What the task requires.
Copy the listing below, substituting "x-axis-tick" for every occurrence of "x-tick-mark" and leaving everything else unchanged.

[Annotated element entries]
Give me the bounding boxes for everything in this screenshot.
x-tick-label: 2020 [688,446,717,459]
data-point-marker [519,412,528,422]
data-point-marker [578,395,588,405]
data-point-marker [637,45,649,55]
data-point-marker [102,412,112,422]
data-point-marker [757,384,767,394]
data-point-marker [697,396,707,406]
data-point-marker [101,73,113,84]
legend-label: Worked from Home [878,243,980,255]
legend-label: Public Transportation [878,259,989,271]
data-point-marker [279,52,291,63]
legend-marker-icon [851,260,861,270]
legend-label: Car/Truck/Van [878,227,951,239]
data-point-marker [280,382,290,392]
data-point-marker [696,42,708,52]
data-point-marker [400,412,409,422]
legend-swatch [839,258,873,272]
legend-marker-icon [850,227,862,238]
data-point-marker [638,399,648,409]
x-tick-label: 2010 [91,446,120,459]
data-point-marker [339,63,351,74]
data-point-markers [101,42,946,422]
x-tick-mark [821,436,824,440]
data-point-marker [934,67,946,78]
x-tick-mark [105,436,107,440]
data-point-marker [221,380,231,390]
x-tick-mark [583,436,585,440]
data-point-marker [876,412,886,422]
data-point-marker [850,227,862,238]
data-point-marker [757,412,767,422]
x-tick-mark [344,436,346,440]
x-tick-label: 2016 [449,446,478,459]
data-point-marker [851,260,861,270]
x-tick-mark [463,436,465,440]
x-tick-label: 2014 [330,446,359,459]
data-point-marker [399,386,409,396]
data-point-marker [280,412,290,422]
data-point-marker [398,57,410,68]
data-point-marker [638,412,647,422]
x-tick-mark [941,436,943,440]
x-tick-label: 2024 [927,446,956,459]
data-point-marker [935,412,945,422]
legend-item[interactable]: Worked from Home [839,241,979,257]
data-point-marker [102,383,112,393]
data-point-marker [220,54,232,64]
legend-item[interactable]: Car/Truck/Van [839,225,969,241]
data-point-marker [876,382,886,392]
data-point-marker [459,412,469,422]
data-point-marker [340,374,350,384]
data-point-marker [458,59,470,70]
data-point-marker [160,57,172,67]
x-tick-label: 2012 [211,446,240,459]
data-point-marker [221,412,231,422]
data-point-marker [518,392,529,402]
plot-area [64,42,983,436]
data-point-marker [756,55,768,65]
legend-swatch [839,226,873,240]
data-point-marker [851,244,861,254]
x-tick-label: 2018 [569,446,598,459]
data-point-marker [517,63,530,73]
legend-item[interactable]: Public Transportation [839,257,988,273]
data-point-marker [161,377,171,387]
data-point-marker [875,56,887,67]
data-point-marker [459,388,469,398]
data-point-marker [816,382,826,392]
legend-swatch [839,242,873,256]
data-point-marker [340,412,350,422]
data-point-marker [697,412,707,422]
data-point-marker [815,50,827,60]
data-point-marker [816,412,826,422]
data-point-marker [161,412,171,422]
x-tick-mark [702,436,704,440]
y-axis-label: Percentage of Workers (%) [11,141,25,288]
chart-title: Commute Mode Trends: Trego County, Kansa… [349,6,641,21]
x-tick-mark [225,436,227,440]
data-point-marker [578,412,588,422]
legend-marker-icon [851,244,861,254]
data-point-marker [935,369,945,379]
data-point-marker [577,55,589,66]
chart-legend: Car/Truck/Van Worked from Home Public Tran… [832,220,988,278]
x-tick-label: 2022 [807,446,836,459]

Response to this task.
Give me the bounding boxes for everything in this screenshot.
x-tick-label: 2020 [688,446,717,459]
data-point-marker [519,412,528,422]
data-point-marker [578,395,588,405]
data-point-marker [637,45,649,55]
data-point-marker [102,412,112,422]
data-point-marker [757,384,767,394]
data-point-marker [697,396,707,406]
data-point-marker [101,73,113,84]
legend-label: Worked from Home [878,243,980,255]
legend-label: Public Transportation [878,259,989,271]
data-point-marker [279,52,291,63]
legend-marker-icon [851,260,861,270]
legend-label: Car/Truck/Van [878,227,951,239]
data-point-marker [280,382,290,392]
data-point-marker [696,42,708,52]
data-point-marker [400,412,409,422]
legend-swatch [839,258,873,272]
legend-marker-icon [850,227,862,238]
data-point-marker [638,399,648,409]
x-tick-label: 2010 [91,446,120,459]
data-point-marker [339,63,351,74]
data-point-markers [101,42,946,422]
x-axis-tick [821,436,824,440]
data-point-marker [934,67,946,78]
x-axis-tick [105,436,107,440]
data-point-marker [221,380,231,390]
x-axis-tick [583,436,585,440]
data-point-marker [876,412,886,422]
data-point-marker [850,227,862,238]
data-point-marker [757,412,767,422]
x-axis-tick [344,436,346,440]
x-tick-label: 2016 [449,446,478,459]
data-point-marker [851,260,861,270]
x-axis-tick [463,436,465,440]
x-tick-label: 2014 [330,446,359,459]
data-point-marker [399,386,409,396]
data-point-marker [280,412,290,422]
data-point-marker [398,57,410,68]
data-point-marker [638,412,647,422]
x-axis-tick [941,436,943,440]
x-tick-label: 2024 [927,446,956,459]
data-point-marker [935,412,945,422]
legend-item[interactable]: Worked from Home [839,241,979,257]
data-point-marker [102,383,112,393]
data-point-marker [220,54,232,64]
legend-item[interactable]: Car/Truck/Van [839,225,969,241]
data-point-marker [876,382,886,392]
data-point-marker [459,412,469,422]
data-point-marker [340,374,350,384]
data-point-marker [458,59,470,70]
data-point-marker [160,57,172,67]
x-tick-label: 2012 [211,446,240,459]
data-point-marker [221,412,231,422]
data-point-marker [518,392,529,402]
plot-area [64,42,983,436]
data-point-marker [756,55,768,65]
legend-swatch [839,226,873,240]
data-point-marker [851,244,861,254]
x-tick-label: 2018 [569,446,598,459]
data-point-marker [517,63,530,73]
legend-item[interactable]: Public Transportation [839,257,988,273]
data-point-marker [161,377,171,387]
data-point-marker [875,56,887,67]
data-point-marker [459,388,469,398]
data-point-marker [816,382,826,392]
legend-swatch [839,242,873,256]
data-point-marker [340,412,350,422]
data-point-marker [697,412,707,422]
data-point-marker [815,50,827,60]
data-point-marker [816,412,826,422]
data-point-marker [161,412,171,422]
x-axis-tick [702,436,704,440]
y-axis-label: Percentage of Workers (%) [11,141,25,288]
chart-title: Commute Mode Trends: Trego County, Kansa… [349,6,641,21]
x-axis-tick [225,436,227,440]
data-point-marker [578,412,588,422]
legend-marker-icon [851,244,861,254]
data-point-marker [935,369,945,379]
data-point-marker [577,55,589,66]
chart-legend: Car/Truck/Van Worked from Home Public Tran… [832,220,988,278]
x-tick-label: 2022 [807,446,836,459]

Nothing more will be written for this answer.